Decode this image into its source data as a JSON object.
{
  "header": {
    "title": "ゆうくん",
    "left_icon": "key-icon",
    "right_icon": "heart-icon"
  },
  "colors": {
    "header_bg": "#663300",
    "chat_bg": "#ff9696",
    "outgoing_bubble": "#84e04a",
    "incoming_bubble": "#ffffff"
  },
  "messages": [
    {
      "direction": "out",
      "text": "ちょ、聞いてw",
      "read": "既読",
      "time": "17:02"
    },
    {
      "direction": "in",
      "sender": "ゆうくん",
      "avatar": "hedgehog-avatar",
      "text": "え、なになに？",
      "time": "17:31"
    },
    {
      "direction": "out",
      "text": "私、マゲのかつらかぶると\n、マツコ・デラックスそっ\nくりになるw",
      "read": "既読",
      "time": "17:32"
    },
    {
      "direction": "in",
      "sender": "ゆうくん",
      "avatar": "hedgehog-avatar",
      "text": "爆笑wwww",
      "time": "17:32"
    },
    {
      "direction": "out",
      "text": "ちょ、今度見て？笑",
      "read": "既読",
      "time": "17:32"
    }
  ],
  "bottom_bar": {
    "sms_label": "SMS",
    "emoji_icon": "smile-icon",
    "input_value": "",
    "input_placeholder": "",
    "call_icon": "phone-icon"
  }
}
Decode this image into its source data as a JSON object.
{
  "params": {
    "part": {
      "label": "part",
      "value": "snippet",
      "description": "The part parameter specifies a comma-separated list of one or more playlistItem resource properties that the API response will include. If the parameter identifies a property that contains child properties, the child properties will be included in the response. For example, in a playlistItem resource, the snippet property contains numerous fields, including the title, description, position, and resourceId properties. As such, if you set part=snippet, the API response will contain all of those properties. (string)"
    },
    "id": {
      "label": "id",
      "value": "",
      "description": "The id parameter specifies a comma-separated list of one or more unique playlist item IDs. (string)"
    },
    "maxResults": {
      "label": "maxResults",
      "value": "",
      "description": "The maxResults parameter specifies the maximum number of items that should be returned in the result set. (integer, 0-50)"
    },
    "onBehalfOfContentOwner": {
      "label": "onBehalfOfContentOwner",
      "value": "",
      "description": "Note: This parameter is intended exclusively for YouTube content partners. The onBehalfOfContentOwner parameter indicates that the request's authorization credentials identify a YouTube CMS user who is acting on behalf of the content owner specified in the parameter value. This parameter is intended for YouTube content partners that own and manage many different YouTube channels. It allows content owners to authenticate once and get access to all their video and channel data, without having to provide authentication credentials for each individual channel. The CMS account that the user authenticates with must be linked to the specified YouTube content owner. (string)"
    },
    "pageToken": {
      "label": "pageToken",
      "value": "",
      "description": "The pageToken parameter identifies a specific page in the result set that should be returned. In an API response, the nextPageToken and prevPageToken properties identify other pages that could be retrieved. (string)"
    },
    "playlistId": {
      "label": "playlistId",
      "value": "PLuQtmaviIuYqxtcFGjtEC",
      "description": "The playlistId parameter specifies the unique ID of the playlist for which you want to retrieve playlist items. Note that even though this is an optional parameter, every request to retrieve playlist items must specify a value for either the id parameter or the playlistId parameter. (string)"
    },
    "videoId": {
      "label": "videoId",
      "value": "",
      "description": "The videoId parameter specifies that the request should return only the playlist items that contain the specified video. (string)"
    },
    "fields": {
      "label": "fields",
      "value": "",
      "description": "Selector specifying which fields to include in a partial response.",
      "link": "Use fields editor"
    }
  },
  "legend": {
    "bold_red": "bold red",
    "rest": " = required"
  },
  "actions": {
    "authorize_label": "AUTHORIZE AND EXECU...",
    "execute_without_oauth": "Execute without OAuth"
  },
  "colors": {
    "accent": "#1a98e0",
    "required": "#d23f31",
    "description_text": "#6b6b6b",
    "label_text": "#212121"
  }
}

============

* _REQUEST_
Repeat every record, keeping each word and mark exactly as it is.

* _WORKED ANSWER_
Decode this image into its source data as a JSON object.
{
  "header": {
    "title": "ゆうくん",
    "left_icon": "key-icon",
    "right_icon": "heart-icon"
  },
  "colors": {
    "header_bg": "#663300",
    "chat_bg": "#ff9696",
    "outgoing_bubble": "#84e04a",
    "incoming_bubble": "#ffffff"
  },
  "messages": [
    {
      "direction": "out",
      "text": "ちょ、聞いてw",
      "read": "既読",
      "time": "17:02"
    },
    {
      "direction": "in",
      "sender": "ゆうくん",
      "avatar": "hedgehog-avatar",
      "text": "え、なになに？",
      "time": "17:31"
    },
    {
      "direction": "out",
      "text": "私、マゲのかつらかぶると\n、マツコ・デラックスそっ\nくりになるw",
      "read": "既読",
      "time": "17:32"
    },
    {
      "direction": "in",
      "sender": "ゆうくん",
      "avatar": "hedgehog-avatar",
      "text": "爆笑wwww",
      "time": "17:32"
    },
    {
      "direction": "out",
      "text": "ちょ、今度見て？笑",
      "read": "既読",
      "time": "17:32"
    }
  ],
  "bottom_bar": {
    "sms_label": "SMS",
    "emoji_icon": "smile-icon",
    "input_value": "",
    "input_placeholder": "",
    "call_icon": "phone-icon"
  }
}
Decode this image into its source data as a JSON object.
{
  "params": {
    "part": {
      "label": "part",
      "value": "snippet",
      "description": "The part parameter specifies a comma-separated list of one or more playlistItem resource properties that the API response will include. If the parameter identifies a property that contains child properties, the child properties will be included in the response. For example, in a playlistItem resource, the snippet property contains numerous fields, including the title, description, position, and resourceId properties. As such, if you set part=snippet, the API response will contain all of those properties. (string)"
    },
    "id": {
      "label": "id",
      "value": "",
      "description": "The id parameter specifies a comma-separated list of one or more unique playlist item IDs. (string)"
    },
    "maxResults": {
      "label": "maxResults",
      "value": "",
      "description": "The maxResults parameter specifies the maximum number of items that should be returned in the result set. (integer, 0-50)"
    },
    "onBehalfOfContentOwner": {
      "label": "onBehalfOfContentOwner",
      "value": "",
      "description": "Note: This parameter is intended exclusively for YouTube content partners. The onBehalfOfContentOwner parameter indicates that the request's authorization credentials identify a YouTube CMS user who is acting on behalf of the content owner specified in the parameter value. This parameter is intended for YouTube content partners that own and manage many different YouTube channels. It allows content owners to authenticate once and get access to all their video and channel data, without having to provide authentication credentials for each individual channel. The CMS account that the user authenticates with must be linked to the specified YouTube content owner. (string)"
    },
    "pageToken": {
      "label": "pageToken",
      "value": "",
      "description": "The pageToken parameter identifies a specific page in the result set that should be returned. In an API response, the nextPageToken and prevPageToken properties identify other pages that could be retrieved. (string)"
    },
    "playlistId": {
      "label": "playlistId",
      "value": "PLuQtmaviIuYqxtcFGjtEC",
      "description": "The playlistId parameter specifies the unique ID of the playlist for which you want to retrieve playlist items. Note that even though this is an optional parameter, every request to retrieve playlist items must specify a value for either the id parameter or the playlistId parameter. (string)"
    },
    "videoId": {
      "label": "videoId",
      "value": "",
      "description": "The videoId parameter specifies that the request should return only the playlist items that contain the specified video. (string)"
    },
    "fields": {
      "label": "fields",
      "value": "",
      "description": "Selector specifying which fields to include in a partial response.",
      "link": "Use fields editor"
    }
  },
  "legend": {
    "bold_red": "bold red",
    "rest": " = required"
  },
  "actions": {
    "authorize_label": "AUTHORIZE AND EXECU...",
    "execute_without_oauth": "Execute without OAuth"
  },
  "colors": {
    "accent": "#1a98e0",
    "required": "#d23f31",
    "description_text": "#6b6b6b",
    "label_text": "#212121"
  }
}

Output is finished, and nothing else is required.